OBJECTIF
Recopiez le billet sur La Presse depuis « L’histoire du quotidien, que » jusqu'à « médiatique du Québec. » inclusivement.

EXTRAIT CHOISI
┌──

Depuis que j’ai publié un billet annonçant la mort de La Presse+, disons que mon nom n’évoquait pas de belles images du côté de la rue Saint-Jacques. Du moins, j’ai eu quelques échos à cet effet. Notamment, on me reprochait d’avoir écrit deux fois plutôt qu’une sur le quotidien sans avoir interrogé sa direction. Si j’avais écrit un reportage sur la question, cela aurait été impardonnable, mais les textes en question étaient des billets de blogue où j’y allais de mon analyse d’une stratégie étalée sur la place publique.
Malgré tout, l’envergure de l’investissement et l’audace de La Presse, qui s’apprête à mettre un terme à son édition papier en semaine, continuaient à intriguer le journaliste que je suis. Aussi, lorsqu’on m’a contacté au téléphone pour me dire que Guy Crevier, président de La Presse, voulait discuter avec moi, j’ai accepté d’emblée.
Mardi dernier, je me suis donc présenté à La Presse, non sans quelques appréhensions. Après être monté, on m’a fait attendre dans une antichambre dont les murs étaient garnis d’une imagerie rappelant l’histoire centenaire du quotidien qualifié, dans un cadre sur le mur, de «plus grand quotidien français d’Amérique».
L’histoire du quotidien, que je connais un peu grâce à l’Histoire de La Presse en deux volumes de Cyrille Felteau, est celle d’une organisation qui a su se transformer au gré des changements technologiques. En 1922, La Presse lançait la première station de radio francophone dans le monde, CKAC, alors que le taux de pénétration des postes de radio au Québec était ridicule. Contrairement aux craintes de l’époque, la radio n’a pas sonné le glas des quotidiens, mais CKAC s’est malgré tout taillé une place de choix dans l’univers médiatique du Québec.

└──

DONNÉES ENREGISTRÉES
┌──

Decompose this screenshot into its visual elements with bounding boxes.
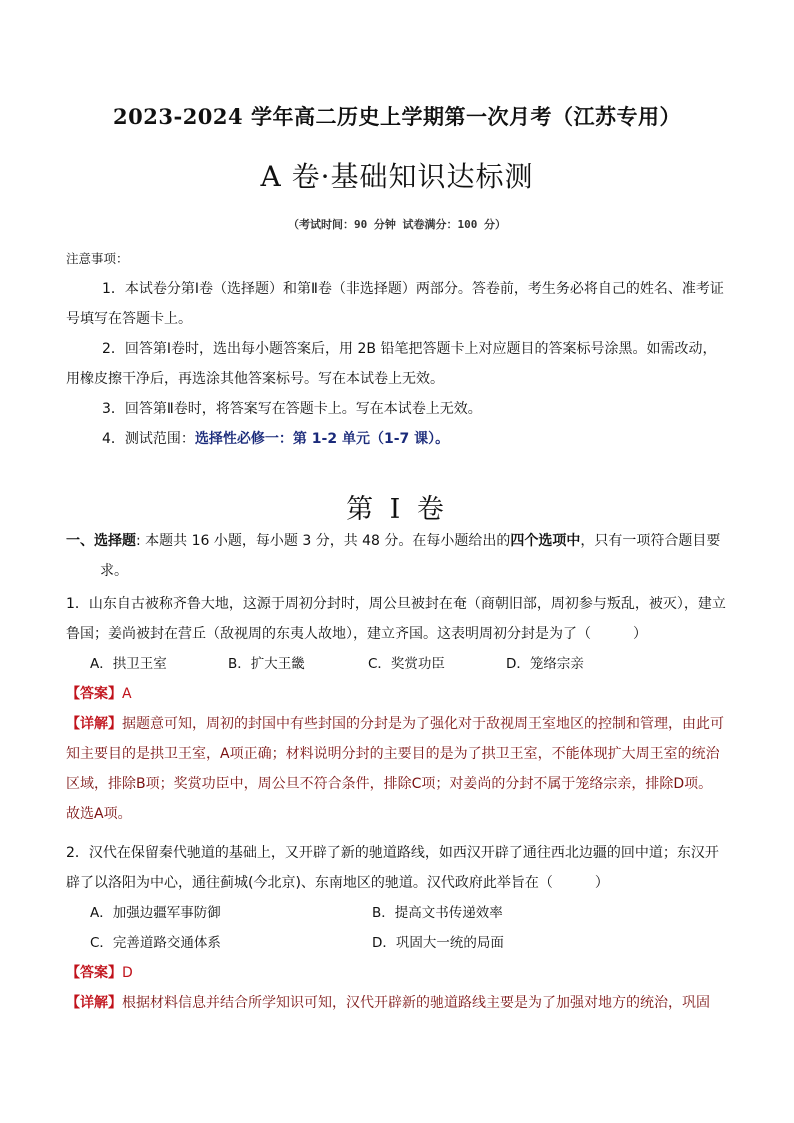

└──

RÉPONSE
L’histoire du quotidien, que je connais un peu grâce à l’Histoire de La Presse en deux volumes de Cyrille Felteau, est celle d’une organisation qui a su se transformer au gré des changements technologiques. En 1922, La Presse lançait la première station de radio francophone dans le monde, CKAC, alors que le taux de pénétration des postes de radio au Québec était ridicule. Contrairement aux craintes de l’époque, la radio n’a pas sonné le glas des quotidiens, mais CKAC s’est malgré tout taillé une place de choix dans l’univers médiatique du Québec.